Collected data:
________________________

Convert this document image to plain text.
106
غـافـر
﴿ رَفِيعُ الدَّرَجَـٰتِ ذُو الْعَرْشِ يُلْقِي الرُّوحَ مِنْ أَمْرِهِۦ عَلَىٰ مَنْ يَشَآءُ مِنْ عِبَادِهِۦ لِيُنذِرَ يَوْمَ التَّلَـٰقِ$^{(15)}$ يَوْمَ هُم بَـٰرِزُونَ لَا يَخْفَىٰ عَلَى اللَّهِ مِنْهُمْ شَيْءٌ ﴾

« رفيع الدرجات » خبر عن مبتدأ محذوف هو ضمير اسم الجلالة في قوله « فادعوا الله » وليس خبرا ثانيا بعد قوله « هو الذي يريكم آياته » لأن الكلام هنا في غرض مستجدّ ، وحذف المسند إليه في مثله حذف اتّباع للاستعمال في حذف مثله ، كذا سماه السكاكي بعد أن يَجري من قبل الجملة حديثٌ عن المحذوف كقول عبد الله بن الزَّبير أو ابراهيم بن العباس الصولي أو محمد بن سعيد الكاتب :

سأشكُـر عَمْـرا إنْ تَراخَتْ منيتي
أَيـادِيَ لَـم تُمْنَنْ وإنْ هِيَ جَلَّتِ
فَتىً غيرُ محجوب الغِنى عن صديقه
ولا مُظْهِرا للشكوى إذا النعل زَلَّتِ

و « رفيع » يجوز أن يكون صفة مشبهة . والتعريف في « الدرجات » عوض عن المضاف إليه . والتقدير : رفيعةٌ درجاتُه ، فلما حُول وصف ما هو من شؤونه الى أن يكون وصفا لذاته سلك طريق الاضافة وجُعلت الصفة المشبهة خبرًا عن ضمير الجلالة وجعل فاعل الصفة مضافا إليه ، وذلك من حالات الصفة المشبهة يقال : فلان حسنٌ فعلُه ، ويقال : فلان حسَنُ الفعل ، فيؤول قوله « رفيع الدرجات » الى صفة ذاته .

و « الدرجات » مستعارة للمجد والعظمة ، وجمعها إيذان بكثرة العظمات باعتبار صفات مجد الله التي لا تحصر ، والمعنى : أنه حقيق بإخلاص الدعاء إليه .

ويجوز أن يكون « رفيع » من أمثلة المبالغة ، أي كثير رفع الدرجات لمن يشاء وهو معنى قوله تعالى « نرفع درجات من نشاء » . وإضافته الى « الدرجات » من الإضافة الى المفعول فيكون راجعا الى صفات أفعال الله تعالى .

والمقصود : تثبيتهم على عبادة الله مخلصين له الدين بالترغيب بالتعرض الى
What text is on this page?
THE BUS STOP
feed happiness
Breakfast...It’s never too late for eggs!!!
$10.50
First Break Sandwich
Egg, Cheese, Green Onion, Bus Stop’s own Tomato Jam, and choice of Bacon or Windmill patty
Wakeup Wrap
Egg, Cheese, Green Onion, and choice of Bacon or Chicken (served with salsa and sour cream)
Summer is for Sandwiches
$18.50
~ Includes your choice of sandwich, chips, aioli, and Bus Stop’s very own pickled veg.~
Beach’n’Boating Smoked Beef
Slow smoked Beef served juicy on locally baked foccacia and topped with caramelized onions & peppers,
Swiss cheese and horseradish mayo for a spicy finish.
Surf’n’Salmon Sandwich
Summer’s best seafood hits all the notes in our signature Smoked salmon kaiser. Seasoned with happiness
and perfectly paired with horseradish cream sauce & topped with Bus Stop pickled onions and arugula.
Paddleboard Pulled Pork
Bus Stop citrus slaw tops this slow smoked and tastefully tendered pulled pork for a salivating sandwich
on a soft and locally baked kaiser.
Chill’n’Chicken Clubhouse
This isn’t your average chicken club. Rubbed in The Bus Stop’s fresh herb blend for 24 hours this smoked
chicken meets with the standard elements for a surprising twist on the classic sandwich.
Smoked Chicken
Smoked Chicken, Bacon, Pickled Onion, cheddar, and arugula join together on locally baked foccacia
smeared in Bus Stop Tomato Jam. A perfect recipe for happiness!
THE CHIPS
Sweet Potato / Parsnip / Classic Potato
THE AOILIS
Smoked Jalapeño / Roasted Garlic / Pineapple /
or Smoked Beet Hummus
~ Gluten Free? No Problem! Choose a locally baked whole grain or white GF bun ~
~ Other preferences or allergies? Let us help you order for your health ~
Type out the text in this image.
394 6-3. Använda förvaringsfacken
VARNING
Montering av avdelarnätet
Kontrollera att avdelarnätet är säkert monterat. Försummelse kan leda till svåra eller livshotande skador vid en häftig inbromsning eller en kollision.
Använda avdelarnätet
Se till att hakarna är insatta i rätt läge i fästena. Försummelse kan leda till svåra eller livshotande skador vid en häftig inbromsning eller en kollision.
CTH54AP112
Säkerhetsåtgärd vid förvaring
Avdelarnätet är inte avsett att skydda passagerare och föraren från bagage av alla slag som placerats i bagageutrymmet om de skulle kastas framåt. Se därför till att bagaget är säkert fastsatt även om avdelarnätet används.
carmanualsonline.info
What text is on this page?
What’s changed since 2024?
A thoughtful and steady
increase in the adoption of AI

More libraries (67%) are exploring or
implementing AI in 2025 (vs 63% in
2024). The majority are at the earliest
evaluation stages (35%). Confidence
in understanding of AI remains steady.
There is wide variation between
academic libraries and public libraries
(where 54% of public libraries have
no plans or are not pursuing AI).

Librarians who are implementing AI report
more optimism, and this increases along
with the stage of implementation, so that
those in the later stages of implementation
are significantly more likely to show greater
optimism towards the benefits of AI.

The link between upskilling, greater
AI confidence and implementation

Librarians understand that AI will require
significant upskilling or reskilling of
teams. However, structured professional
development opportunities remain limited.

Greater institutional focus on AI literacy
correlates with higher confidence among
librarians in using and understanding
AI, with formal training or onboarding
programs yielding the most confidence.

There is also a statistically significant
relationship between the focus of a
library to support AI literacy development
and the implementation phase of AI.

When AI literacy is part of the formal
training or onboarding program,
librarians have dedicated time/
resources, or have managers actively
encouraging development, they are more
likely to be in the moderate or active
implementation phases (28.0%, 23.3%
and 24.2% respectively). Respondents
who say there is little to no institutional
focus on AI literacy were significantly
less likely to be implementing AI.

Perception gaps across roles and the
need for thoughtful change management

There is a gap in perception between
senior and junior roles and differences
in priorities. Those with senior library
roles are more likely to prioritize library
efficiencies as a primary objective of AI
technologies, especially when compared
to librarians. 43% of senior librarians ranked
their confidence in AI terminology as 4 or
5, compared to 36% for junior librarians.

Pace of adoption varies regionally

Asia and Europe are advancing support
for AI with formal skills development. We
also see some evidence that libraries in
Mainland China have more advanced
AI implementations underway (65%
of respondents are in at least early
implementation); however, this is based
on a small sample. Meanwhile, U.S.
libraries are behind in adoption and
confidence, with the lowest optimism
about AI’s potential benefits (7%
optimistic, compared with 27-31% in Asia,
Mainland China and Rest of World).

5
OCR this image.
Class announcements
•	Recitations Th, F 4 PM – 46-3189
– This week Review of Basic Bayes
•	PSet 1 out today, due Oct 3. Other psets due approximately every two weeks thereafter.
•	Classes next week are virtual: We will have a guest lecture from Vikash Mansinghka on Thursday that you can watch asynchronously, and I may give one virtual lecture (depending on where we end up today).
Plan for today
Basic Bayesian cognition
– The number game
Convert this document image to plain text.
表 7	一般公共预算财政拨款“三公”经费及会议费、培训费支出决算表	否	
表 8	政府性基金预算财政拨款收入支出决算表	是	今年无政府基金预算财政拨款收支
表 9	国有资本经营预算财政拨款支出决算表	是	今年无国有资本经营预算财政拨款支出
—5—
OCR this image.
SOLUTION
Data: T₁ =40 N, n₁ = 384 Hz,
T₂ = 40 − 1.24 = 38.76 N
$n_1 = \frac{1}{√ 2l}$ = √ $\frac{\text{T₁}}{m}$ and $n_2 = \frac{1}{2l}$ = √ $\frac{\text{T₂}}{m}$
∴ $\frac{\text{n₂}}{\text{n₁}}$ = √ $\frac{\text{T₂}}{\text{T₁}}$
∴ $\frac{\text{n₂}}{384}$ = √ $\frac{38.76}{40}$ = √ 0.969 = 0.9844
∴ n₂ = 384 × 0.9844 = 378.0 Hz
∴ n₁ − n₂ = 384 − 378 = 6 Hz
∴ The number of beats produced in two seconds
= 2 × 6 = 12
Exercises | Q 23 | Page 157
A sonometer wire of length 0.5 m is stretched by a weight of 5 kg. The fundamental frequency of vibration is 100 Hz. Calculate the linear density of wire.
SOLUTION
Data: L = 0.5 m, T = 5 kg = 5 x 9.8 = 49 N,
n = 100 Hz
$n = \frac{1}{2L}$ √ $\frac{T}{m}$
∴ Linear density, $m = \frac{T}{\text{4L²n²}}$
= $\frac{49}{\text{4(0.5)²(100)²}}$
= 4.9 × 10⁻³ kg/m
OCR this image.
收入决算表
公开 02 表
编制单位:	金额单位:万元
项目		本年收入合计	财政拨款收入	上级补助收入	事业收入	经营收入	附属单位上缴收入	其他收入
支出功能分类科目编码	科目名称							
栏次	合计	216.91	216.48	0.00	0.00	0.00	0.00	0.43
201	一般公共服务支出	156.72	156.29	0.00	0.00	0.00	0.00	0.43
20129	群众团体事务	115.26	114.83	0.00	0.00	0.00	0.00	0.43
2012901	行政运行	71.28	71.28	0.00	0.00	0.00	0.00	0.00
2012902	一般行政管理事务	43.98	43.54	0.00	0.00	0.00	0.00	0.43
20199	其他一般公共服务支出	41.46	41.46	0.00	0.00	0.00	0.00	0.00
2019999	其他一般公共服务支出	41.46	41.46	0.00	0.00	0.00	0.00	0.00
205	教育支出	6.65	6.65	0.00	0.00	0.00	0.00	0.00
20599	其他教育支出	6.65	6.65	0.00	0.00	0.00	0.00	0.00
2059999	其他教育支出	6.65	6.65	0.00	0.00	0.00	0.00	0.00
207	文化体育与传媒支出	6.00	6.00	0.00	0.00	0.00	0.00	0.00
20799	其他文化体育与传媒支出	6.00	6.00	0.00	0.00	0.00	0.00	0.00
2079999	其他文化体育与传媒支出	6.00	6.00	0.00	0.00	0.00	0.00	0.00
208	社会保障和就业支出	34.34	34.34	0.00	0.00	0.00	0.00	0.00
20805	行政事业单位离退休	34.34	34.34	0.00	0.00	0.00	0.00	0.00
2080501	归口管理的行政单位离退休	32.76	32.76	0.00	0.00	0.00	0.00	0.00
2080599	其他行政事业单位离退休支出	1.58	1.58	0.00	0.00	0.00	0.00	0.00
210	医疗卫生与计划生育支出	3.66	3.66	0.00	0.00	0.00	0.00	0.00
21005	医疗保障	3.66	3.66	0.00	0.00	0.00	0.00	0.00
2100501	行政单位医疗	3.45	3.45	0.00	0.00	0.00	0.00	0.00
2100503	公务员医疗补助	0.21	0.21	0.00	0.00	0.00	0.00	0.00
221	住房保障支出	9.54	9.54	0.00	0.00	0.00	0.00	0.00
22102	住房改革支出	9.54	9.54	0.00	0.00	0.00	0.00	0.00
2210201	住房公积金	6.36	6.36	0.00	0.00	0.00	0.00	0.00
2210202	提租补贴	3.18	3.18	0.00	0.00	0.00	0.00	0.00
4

________________________

Requirement
Examine the records and pull out every line where the string "livshotande" occurs.

Output for this exercise
Kontrollera att avdelarnätet är säkert monterat. Försummelse kan leda till svåra eller livshotande skador vid en häftig inbromsning eller en kollision.
Se till att hakarna är insatta i rätt läge i fästena. Försummelse kan leda till svåra eller livshotande skador vid en häftig inbromsning eller en kollision.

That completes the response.